:: Exercise material ::
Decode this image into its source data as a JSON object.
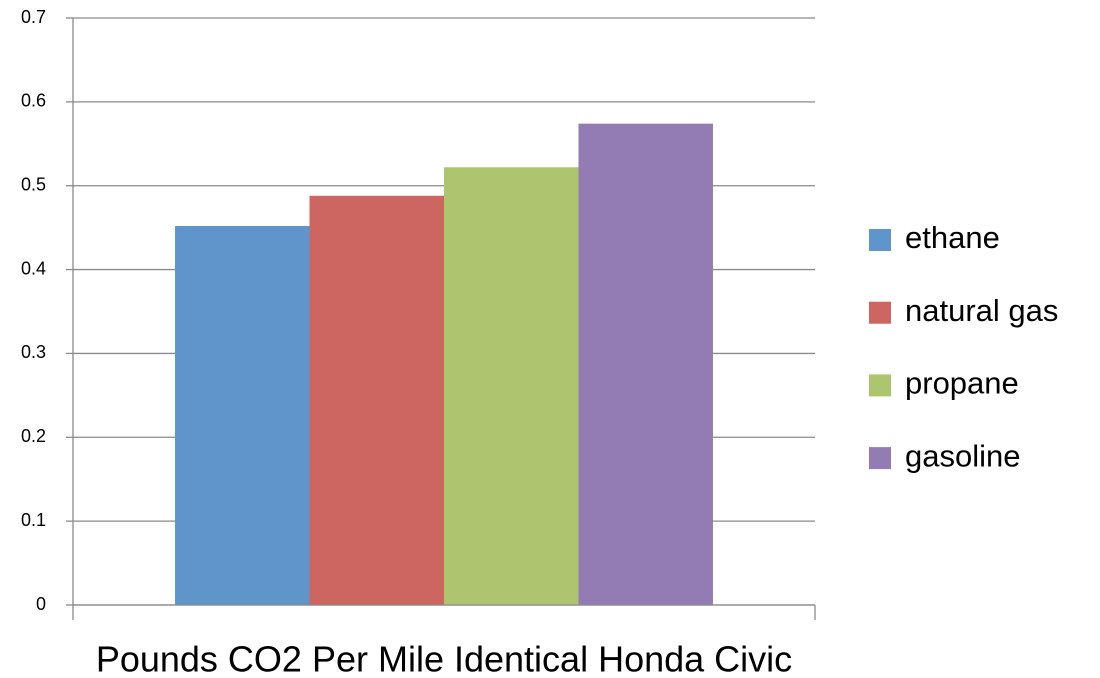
{
  "chart_data": {
    "type": "bar",
    "categories": [
      "Pounds CO2 Per Mile Identical Honda Civic"
    ],
    "series": [
      {
        "name": "ethane",
        "color": "#5f95ca",
        "values": [
          0.452
        ]
      },
      {
        "name": "natural gas",
        "color": "#cd6660",
        "values": [
          0.488
        ]
      },
      {
        "name": "propane",
        "color": "#adc56f",
        "values": [
          0.522
        ]
      },
      {
        "name": "gasoline",
        "color": "#937cb3",
        "values": [
          0.574
        ]
      }
    ],
    "ylim": [
      0,
      0.7
    ],
    "yticks": [
      0,
      0.1,
      0.2,
      0.3,
      0.4,
      0.5,
      0.6,
      0.7
    ],
    "grid": true,
    "legend": "right"
  }
}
:::
• [Problem description]: From the entries, copy out each line containing the word "name".

• [Written solution]:
        "name": "ethane",
        "name": "natural gas",
        "name": "propane",
        "name": "gasoline",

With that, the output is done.